## start Data in this exercise

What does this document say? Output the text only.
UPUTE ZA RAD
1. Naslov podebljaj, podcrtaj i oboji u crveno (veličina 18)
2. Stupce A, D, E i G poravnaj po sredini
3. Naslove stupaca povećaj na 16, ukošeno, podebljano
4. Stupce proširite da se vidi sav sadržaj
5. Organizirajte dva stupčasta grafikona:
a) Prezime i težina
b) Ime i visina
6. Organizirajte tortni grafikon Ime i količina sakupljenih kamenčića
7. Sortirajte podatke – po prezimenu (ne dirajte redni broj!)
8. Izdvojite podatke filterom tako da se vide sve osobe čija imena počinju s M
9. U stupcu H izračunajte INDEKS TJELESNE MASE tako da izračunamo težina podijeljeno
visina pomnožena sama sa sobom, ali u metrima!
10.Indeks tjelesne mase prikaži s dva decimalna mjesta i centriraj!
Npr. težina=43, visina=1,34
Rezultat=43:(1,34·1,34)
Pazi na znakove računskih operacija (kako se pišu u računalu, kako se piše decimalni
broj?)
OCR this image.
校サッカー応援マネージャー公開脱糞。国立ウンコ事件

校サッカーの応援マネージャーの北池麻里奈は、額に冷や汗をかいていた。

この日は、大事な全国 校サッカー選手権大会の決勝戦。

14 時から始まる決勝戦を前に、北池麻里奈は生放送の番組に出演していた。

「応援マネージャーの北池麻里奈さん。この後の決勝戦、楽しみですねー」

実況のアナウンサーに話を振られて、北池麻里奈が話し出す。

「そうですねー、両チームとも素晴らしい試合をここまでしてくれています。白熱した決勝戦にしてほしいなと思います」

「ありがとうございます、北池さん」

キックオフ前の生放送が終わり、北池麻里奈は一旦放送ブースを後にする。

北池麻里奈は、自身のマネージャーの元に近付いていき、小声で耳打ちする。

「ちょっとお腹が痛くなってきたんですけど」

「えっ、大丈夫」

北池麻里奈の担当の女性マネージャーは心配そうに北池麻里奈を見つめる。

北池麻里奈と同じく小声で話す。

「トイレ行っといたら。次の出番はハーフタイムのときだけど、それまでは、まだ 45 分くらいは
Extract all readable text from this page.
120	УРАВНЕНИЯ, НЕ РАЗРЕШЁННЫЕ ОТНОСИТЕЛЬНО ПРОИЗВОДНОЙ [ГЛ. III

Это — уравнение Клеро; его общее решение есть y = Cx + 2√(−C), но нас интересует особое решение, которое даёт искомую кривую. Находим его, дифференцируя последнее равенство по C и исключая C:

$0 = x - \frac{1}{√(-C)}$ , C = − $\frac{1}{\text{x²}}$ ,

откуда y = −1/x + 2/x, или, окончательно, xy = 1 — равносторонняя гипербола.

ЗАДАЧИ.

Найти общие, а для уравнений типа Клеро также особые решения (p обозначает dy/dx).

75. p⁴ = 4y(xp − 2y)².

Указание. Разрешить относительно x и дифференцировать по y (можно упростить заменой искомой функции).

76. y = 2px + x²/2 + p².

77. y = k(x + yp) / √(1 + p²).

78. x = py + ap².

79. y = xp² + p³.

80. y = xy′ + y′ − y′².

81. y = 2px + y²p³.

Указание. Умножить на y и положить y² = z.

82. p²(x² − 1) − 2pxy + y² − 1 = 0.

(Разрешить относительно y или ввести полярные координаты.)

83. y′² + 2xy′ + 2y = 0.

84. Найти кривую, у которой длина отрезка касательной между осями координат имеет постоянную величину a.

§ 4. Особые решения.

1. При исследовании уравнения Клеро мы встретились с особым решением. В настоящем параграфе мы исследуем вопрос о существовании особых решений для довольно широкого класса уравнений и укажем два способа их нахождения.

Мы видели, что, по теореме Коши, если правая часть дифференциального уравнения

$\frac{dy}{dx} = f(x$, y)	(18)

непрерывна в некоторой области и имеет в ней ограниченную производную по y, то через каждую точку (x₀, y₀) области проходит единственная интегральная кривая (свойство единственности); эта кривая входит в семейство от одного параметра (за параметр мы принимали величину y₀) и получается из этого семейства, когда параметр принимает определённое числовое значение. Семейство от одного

## end Data in this exercise

→ **Objective**:
Lines that include the word "frac" are to be extracted from the data above.

→ **Solution to the problem**:
$0 = x - \frac{1}{√(-C)}$ , C = − $\frac{1}{\text{x²}}$ ,
$\frac{dy}{dx} = f(x$, y)	(18)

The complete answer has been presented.